◆ **EXCERPTED RECORDS**
=====
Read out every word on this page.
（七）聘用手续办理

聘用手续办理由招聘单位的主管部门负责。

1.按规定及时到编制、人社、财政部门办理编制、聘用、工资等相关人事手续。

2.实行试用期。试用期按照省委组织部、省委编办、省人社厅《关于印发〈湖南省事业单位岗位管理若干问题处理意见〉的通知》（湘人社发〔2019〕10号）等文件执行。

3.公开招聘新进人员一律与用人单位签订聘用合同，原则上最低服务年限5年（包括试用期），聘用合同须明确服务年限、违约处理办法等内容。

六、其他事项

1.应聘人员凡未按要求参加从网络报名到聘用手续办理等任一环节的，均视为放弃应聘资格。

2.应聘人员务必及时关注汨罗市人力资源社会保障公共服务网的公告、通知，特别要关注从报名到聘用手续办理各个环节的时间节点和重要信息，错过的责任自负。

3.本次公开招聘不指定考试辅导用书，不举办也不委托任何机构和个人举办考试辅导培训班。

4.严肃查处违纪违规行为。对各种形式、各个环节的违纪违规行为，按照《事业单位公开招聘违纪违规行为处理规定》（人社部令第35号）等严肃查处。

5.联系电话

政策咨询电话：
=====
◆ **EXERCISE DIRECTIONS**
Write the material out again word for word.

◆ **SOLUTION FOR THIS TASK**
Read out every word on this page.
（七）聘用手续办理

聘用手续办理由招聘单位的主管部门负责。

1.按规定及时到编制、人社、财政部门办理编制、聘用、工资等相关人事手续。

2.实行试用期。试用期按照省委组织部、省委编办、省人社厅《关于印发〈湖南省事业单位岗位管理若干问题处理意见〉的通知》（湘人社发〔2019〕10号）等文件执行。

3.公开招聘新进人员一律与用人单位签订聘用合同，原则上最低服务年限5年（包括试用期），聘用合同须明确服务年限、违约处理办法等内容。

六、其他事项

1.应聘人员凡未按要求参加从网络报名到聘用手续办理等任一环节的，均视为放弃应聘资格。

2.应聘人员务必及时关注汨罗市人力资源社会保障公共服务网的公告、通知，特别要关注从报名到聘用手续办理各个环节的时间节点和重要信息，错过的责任自负。

3.本次公开招聘不指定考试辅导用书，不举办也不委托任何机构和个人举办考试辅导培训班。

4.严肃查处违纪违规行为。对各种形式、各个环节的违纪违规行为，按照《事业单位公开招聘违纪违规行为处理规定》（人社部令第35号）等严肃查处。

5.联系电话

政策咨询电话：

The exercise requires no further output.